EXERCISE: Retype, word for word, the line containing "Output a JSON" and every line after it to the end. Skip pictures.

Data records

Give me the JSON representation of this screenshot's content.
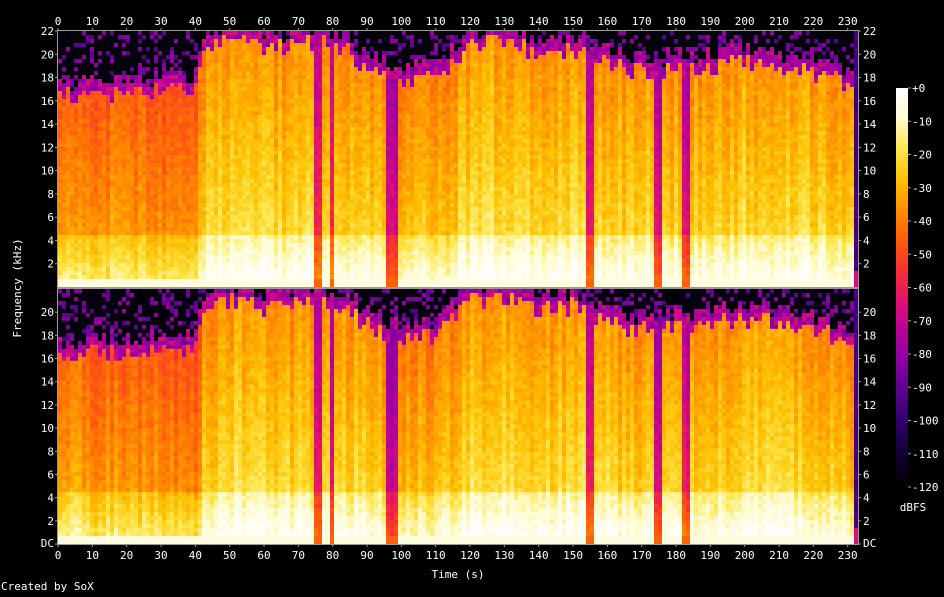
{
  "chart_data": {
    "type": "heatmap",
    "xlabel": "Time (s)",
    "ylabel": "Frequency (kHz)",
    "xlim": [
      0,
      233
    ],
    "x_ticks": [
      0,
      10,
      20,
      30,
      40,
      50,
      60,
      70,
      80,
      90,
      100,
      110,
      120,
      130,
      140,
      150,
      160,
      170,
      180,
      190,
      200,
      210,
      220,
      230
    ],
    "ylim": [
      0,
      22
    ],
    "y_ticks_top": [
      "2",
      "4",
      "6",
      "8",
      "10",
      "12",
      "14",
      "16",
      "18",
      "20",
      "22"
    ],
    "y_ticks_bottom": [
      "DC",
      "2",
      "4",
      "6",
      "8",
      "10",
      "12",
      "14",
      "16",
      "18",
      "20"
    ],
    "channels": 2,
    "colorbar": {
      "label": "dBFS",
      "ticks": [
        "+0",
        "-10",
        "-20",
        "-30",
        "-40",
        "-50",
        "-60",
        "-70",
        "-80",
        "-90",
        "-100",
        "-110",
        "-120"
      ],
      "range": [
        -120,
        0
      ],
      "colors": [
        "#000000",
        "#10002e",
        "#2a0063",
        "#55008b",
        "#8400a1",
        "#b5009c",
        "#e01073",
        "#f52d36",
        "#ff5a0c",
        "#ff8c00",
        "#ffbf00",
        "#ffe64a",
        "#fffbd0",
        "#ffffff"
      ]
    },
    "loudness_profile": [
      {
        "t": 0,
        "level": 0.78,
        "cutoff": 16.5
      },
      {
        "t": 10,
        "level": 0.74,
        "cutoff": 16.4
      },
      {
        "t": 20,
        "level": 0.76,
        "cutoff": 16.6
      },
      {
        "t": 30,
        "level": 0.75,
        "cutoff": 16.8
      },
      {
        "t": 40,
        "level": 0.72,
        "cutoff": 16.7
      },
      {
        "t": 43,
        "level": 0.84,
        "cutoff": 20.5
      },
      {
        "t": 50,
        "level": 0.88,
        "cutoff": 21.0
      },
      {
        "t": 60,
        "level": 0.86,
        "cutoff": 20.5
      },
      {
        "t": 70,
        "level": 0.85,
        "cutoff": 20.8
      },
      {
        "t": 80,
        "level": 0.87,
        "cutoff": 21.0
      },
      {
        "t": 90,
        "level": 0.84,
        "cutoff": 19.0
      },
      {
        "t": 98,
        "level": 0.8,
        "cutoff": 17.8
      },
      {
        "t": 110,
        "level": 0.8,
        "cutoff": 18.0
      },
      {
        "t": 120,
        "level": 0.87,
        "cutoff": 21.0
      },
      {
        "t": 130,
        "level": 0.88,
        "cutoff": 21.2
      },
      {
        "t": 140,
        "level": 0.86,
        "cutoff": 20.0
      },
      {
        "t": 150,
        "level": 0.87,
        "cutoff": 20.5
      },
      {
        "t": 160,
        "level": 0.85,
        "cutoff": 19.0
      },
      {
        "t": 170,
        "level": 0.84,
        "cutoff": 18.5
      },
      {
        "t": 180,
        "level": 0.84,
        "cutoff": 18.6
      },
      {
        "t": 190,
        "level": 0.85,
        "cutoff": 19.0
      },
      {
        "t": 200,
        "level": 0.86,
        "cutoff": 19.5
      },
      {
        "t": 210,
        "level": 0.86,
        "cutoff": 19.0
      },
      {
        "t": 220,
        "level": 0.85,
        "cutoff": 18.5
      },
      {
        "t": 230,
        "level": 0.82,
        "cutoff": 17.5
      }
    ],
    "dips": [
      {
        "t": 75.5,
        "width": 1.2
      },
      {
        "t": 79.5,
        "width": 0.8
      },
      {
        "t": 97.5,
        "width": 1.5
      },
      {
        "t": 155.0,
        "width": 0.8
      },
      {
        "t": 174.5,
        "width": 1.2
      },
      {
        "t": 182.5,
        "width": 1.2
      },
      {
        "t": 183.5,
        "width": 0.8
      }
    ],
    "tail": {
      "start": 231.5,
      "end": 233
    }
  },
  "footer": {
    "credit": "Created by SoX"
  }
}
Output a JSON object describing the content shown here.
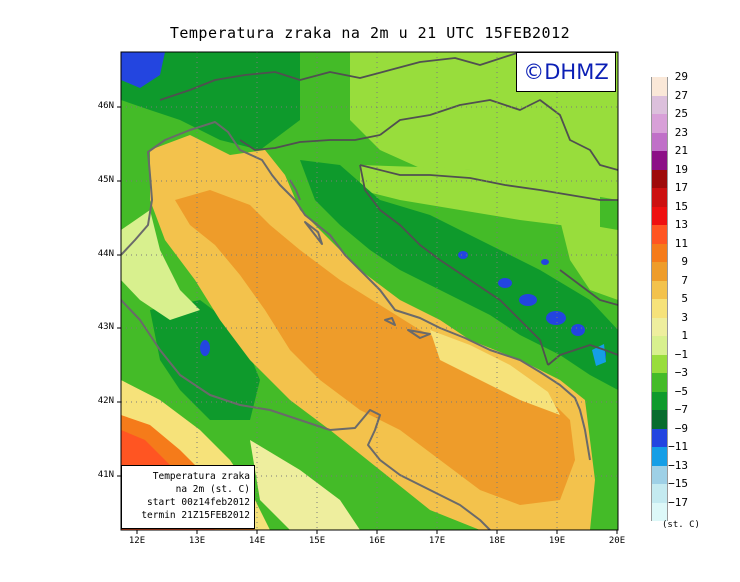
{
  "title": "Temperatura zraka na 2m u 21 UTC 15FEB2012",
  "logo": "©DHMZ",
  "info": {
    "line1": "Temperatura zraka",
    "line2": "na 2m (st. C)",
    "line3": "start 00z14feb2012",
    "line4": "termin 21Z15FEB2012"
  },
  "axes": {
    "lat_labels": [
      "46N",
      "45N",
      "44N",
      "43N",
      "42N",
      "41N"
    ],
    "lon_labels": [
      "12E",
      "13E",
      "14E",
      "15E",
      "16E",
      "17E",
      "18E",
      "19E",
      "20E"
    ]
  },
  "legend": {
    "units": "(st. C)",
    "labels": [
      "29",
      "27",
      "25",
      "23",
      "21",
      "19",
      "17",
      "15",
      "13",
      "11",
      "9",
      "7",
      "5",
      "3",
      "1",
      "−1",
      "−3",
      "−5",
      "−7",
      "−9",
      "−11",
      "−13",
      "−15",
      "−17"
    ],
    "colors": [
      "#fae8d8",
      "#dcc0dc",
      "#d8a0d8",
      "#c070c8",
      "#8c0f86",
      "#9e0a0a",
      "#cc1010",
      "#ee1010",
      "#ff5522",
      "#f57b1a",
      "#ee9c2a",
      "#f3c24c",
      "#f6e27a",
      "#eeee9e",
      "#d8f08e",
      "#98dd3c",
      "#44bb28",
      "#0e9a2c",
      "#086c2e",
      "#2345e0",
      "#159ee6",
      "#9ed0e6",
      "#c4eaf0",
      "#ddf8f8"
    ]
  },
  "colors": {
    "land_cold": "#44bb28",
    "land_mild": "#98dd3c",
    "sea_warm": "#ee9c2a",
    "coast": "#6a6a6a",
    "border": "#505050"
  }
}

WRITTEN ANSWER:
Output a JSON object describing the content shown here.
{
  "title": "Temperatura zraka na 2m u 21 UTC 15FEB2012",
  "logo": "©DHMZ",
  "info": {
    "line1": "Temperatura zraka",
    "line2": "na 2m (st. C)",
    "line3": "start 00z14feb2012",
    "line4": "termin 21Z15FEB2012"
  },
  "axes": {
    "lat_labels": [
      "46N",
      "45N",
      "44N",
      "43N",
      "42N",
      "41N"
    ],
    "lon_labels": [
      "12E",
      "13E",
      "14E",
      "15E",
      "16E",
      "17E",
      "18E",
      "19E",
      "20E"
    ]
  },
  "legend": {
    "units": "(st. C)",
    "labels": [
      "29",
      "27",
      "25",
      "23",
      "21",
      "19",
      "17",
      "15",
      "13",
      "11",
      "9",
      "7",
      "5",
      "3",
      "1",
      "−1",
      "−3",
      "−5",
      "−7",
      "−9",
      "−11",
      "−13",
      "−15",
      "−17"
    ],
    "colors": [
      "#fae8d8",
      "#dcc0dc",
      "#d8a0d8",
      "#c070c8",
      "#8c0f86",
      "#9e0a0a",
      "#cc1010",
      "#ee1010",
      "#ff5522",
      "#f57b1a",
      "#ee9c2a",
      "#f3c24c",
      "#f6e27a",
      "#eeee9e",
      "#d8f08e",
      "#98dd3c",
      "#44bb28",
      "#0e9a2c",
      "#086c2e",
      "#2345e0",
      "#159ee6",
      "#9ed0e6",
      "#c4eaf0",
      "#ddf8f8"
    ]
  },
  "colors": {
    "land_cold": "#44bb28",
    "land_mild": "#98dd3c",
    "sea_warm": "#ee9c2a",
    "coast": "#6a6a6a",
    "border": "#505050"
  }
}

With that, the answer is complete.